GIVEN PROBLEM: Copy out every line that contains "this".

Collected data:

>>>

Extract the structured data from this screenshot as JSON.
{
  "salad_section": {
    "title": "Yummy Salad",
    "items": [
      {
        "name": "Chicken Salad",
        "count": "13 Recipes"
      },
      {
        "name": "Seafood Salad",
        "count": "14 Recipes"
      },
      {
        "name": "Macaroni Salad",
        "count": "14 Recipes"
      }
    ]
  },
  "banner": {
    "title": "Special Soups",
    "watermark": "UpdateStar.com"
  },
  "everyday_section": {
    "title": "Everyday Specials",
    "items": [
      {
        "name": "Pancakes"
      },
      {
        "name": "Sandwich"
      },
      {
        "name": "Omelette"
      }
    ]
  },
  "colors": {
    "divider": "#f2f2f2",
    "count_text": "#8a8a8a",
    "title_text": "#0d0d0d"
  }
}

<<<
>>>

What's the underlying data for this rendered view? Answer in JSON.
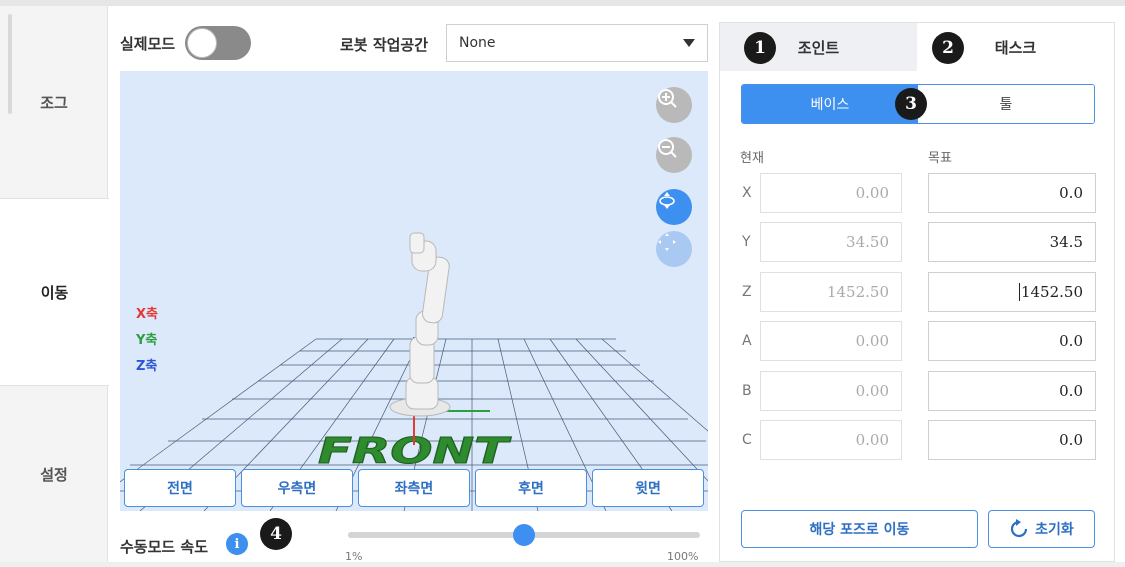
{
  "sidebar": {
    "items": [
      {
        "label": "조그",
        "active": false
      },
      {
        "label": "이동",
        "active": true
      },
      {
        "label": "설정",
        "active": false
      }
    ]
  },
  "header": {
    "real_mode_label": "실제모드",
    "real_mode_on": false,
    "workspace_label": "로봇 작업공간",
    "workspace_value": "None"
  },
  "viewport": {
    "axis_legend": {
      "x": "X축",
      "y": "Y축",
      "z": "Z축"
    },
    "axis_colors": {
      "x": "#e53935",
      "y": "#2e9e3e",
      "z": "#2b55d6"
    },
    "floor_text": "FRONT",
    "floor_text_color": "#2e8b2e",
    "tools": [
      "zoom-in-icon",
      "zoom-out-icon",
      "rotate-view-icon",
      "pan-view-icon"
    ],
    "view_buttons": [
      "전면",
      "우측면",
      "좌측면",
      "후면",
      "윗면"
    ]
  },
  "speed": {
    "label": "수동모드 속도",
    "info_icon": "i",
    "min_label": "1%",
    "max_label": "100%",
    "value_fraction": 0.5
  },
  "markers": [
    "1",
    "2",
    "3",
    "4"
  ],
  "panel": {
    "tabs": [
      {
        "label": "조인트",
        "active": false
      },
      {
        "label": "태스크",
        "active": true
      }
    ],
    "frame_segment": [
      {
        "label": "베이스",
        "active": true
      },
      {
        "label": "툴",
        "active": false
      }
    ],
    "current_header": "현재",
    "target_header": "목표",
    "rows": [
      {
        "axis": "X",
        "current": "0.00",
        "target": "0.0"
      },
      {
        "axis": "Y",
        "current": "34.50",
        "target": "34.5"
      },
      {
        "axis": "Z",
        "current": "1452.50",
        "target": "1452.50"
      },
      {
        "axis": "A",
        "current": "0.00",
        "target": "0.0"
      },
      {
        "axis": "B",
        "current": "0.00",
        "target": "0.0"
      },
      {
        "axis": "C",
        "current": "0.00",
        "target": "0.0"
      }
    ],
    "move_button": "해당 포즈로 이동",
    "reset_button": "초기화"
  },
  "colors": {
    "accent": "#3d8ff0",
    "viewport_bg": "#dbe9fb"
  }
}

<<<

REPLY TO THE TASK:
Extract the structured data from this screenshot as JSON.
What's the underlying data for this rendered view? Answer in JSON.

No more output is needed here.